(WHAT THE TASK REQUIRES):
Determine the number of lines in these entries that hold the word "name". Give the number and nothing more.

(DATA TO PROCESS):

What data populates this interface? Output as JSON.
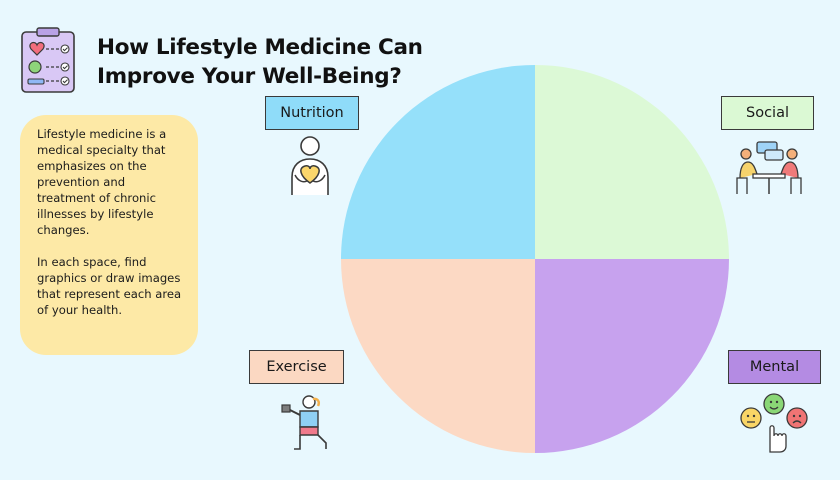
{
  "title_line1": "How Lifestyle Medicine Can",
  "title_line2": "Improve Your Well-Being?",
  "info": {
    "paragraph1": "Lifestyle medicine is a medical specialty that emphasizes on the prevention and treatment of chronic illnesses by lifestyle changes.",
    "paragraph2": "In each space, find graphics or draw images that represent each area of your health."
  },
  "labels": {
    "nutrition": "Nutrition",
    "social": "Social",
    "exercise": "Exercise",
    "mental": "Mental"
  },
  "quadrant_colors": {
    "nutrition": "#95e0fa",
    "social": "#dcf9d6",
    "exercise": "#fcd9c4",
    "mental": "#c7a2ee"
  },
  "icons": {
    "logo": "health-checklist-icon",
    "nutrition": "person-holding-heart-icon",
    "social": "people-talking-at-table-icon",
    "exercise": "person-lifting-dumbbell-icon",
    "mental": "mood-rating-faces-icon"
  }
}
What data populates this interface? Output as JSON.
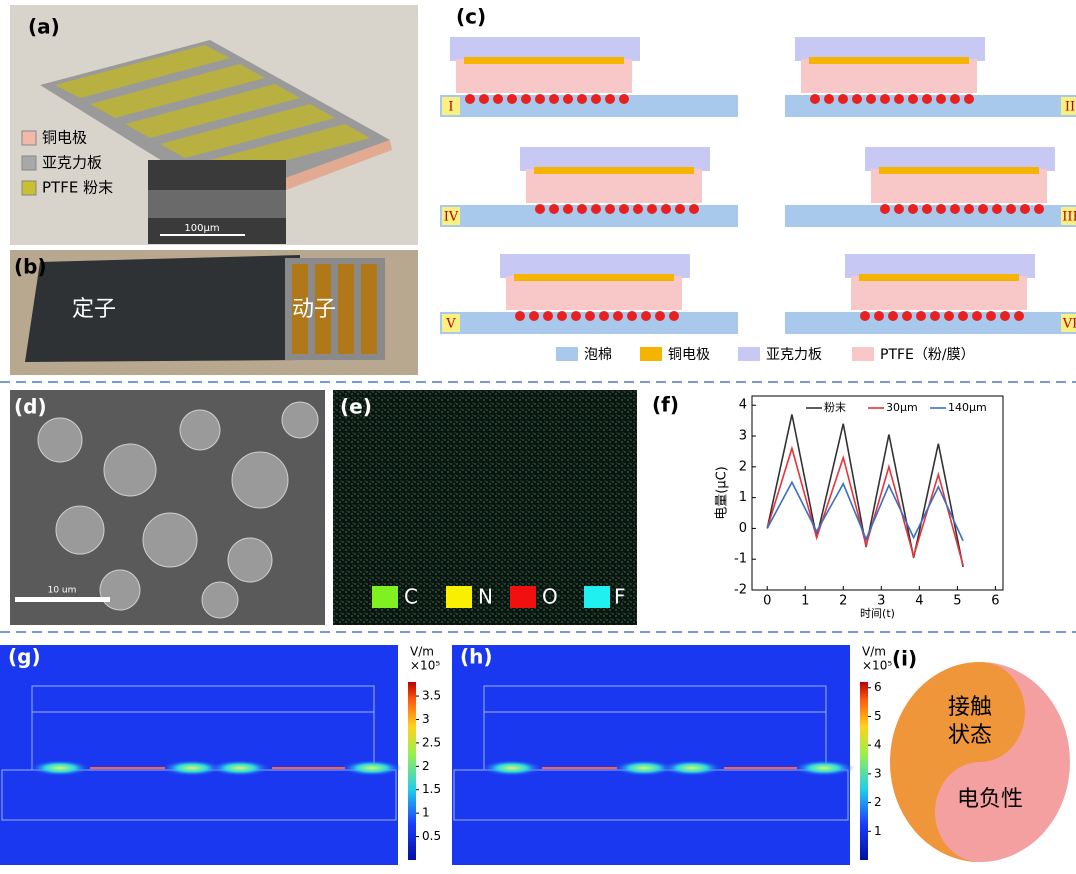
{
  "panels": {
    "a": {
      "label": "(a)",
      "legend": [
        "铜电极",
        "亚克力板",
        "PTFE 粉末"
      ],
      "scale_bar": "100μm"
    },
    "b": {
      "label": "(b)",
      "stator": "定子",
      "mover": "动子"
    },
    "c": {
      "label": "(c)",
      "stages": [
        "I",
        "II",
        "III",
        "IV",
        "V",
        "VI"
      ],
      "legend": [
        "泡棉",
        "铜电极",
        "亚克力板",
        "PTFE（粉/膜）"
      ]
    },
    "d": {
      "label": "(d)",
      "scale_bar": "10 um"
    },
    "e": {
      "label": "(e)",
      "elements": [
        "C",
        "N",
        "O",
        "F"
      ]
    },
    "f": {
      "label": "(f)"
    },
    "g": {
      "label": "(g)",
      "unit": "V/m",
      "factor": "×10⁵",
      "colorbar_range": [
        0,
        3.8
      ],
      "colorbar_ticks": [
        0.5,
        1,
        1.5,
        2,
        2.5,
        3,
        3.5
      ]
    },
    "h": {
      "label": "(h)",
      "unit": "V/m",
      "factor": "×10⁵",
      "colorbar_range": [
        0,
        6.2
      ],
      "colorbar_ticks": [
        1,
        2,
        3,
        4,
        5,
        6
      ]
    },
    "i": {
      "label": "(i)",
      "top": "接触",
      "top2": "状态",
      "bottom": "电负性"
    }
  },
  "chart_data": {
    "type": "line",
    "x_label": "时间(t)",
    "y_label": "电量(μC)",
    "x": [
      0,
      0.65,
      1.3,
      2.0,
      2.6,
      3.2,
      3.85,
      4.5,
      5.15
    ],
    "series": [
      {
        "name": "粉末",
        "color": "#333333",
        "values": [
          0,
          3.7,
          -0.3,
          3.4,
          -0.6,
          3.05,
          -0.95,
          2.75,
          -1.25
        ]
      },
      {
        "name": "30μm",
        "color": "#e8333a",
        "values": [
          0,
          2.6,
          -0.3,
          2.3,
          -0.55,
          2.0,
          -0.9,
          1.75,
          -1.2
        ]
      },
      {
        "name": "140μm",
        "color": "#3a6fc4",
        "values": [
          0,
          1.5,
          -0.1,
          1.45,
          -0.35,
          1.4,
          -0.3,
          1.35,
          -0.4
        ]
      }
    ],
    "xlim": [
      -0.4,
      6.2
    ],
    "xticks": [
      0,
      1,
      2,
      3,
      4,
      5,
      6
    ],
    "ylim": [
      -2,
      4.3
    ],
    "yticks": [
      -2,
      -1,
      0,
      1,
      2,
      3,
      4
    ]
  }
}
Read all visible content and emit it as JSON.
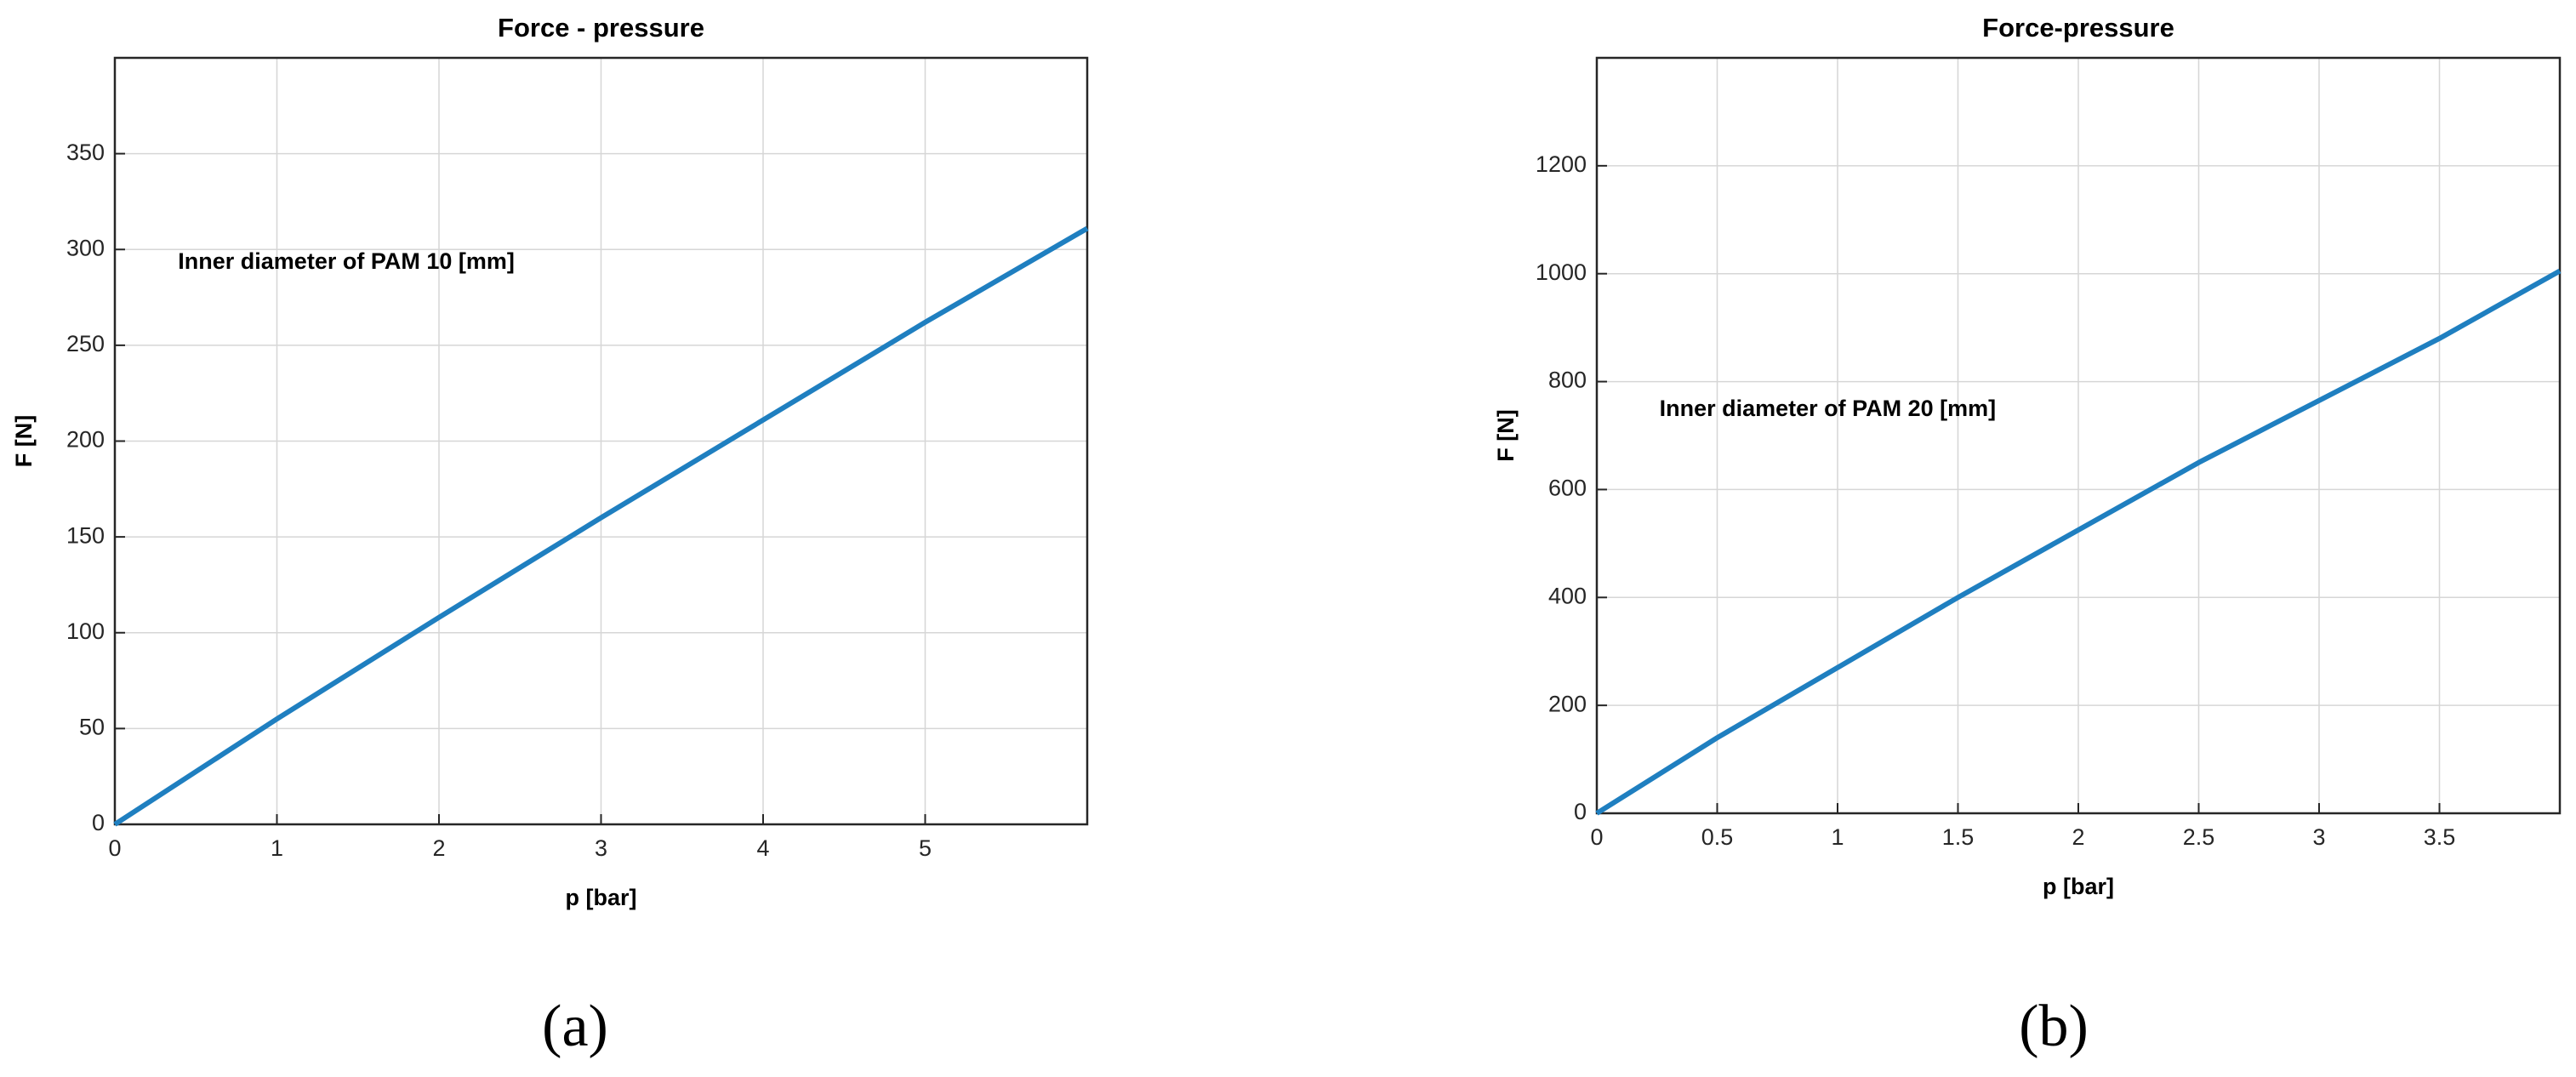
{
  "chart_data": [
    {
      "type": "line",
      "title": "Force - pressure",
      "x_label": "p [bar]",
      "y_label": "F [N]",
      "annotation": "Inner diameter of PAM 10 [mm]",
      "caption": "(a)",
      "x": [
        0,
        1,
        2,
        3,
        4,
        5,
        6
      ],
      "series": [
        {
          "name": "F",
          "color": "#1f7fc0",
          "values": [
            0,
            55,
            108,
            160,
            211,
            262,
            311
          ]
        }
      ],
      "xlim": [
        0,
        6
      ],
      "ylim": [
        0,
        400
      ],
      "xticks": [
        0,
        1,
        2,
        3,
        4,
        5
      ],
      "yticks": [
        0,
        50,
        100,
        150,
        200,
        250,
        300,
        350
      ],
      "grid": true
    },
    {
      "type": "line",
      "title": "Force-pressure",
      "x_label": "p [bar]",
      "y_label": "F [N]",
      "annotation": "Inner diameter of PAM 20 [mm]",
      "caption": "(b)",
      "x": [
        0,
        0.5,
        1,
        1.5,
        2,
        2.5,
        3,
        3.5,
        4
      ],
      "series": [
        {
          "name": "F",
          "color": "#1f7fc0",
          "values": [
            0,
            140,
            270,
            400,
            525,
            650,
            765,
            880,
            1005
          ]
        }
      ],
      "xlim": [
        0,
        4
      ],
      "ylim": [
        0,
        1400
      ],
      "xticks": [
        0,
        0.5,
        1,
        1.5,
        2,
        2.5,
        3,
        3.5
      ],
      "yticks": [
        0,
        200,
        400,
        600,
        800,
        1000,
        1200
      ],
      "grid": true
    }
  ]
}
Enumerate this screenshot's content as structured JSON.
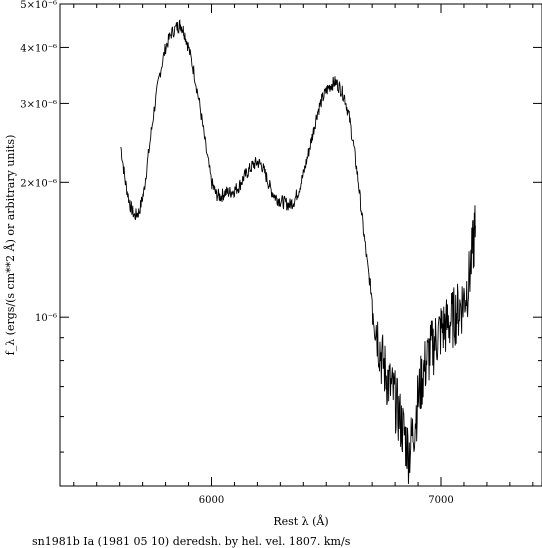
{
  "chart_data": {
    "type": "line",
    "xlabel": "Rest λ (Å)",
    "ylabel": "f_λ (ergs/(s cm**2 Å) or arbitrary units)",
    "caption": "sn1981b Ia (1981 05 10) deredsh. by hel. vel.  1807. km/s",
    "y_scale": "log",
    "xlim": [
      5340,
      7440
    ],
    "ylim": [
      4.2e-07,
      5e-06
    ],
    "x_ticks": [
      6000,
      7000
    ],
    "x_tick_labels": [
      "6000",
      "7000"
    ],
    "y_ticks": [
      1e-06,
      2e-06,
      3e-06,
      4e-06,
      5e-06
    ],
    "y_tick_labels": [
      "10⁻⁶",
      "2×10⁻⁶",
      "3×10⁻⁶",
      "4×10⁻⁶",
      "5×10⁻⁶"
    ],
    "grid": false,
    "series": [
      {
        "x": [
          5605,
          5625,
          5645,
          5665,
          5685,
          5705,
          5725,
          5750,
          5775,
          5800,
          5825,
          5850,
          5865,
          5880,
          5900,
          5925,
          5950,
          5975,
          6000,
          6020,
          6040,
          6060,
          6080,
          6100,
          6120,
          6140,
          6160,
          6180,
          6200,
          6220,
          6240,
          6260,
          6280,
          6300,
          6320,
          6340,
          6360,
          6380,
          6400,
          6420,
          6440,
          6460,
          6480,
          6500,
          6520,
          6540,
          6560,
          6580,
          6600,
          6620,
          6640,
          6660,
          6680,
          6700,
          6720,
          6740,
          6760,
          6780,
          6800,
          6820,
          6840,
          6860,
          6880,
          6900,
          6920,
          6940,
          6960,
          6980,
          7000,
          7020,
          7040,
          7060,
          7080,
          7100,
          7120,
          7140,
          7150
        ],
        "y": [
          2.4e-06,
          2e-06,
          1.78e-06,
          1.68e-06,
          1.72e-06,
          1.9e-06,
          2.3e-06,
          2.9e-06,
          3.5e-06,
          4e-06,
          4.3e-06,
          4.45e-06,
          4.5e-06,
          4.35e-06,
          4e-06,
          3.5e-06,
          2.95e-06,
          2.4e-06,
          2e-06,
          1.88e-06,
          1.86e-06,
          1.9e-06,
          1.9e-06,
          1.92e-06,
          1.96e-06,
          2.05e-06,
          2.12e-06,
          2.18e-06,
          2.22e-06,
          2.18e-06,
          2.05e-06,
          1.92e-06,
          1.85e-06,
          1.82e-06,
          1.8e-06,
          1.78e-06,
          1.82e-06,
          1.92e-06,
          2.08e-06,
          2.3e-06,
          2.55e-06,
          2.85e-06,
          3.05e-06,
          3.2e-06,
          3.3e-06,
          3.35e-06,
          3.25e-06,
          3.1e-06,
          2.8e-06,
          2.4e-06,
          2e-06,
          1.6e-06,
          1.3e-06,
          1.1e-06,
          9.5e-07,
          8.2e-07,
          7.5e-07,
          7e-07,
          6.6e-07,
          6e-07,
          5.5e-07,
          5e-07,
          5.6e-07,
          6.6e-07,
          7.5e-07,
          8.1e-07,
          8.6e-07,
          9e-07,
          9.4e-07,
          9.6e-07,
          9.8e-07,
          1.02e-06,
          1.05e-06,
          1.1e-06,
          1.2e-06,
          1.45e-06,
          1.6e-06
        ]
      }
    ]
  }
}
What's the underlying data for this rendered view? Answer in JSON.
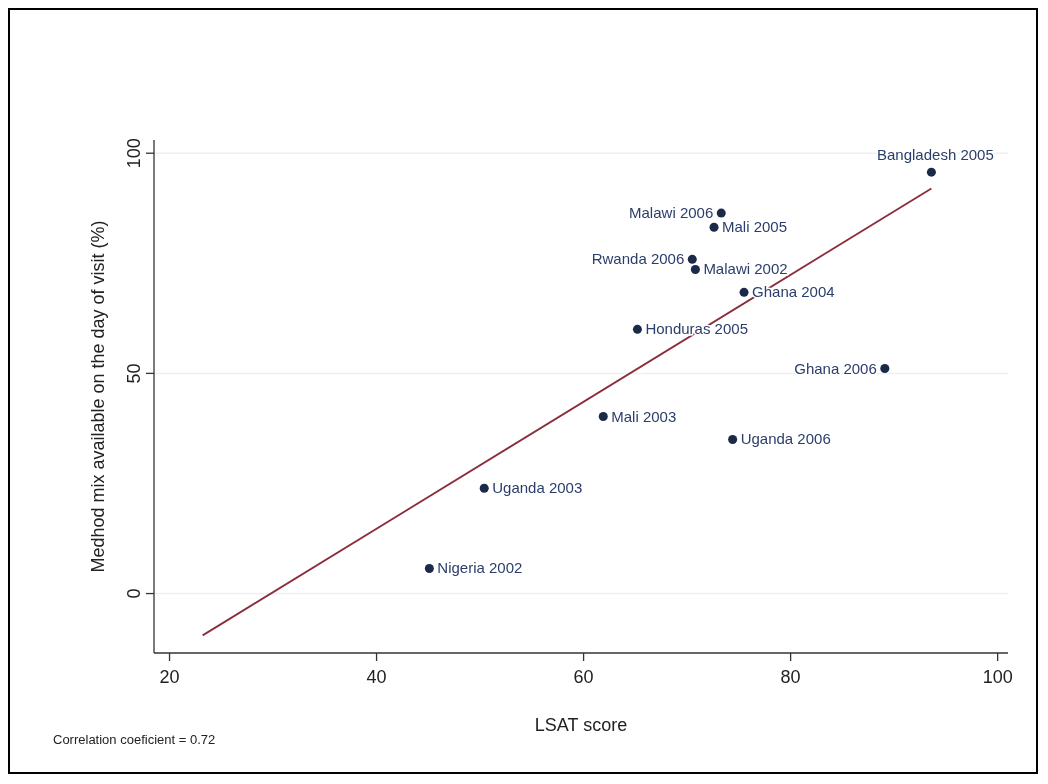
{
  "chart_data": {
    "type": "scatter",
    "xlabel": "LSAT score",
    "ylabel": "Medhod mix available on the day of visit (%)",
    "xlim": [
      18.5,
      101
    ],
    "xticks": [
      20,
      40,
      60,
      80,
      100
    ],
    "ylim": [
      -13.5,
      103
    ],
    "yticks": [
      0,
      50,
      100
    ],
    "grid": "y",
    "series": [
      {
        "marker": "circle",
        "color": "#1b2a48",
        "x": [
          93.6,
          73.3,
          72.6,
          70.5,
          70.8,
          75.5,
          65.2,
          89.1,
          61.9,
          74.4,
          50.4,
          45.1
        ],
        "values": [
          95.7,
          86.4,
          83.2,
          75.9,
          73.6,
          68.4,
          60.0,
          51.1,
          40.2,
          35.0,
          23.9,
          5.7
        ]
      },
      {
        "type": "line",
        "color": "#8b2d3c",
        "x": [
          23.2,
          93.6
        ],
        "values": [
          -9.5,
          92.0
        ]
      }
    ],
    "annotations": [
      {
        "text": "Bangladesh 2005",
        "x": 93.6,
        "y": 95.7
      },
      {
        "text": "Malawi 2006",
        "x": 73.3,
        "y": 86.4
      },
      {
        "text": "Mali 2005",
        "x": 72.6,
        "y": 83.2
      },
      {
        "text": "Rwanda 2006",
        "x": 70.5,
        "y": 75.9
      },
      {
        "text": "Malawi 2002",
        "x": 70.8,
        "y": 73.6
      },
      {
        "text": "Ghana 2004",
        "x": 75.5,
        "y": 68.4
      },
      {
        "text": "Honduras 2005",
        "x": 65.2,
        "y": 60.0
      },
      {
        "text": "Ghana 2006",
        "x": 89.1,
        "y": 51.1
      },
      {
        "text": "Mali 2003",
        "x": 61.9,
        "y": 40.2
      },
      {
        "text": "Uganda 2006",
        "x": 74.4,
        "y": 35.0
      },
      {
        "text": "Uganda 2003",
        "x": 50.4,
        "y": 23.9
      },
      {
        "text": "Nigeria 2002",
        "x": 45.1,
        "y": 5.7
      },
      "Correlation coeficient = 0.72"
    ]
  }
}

(TASK RESPONSE):
5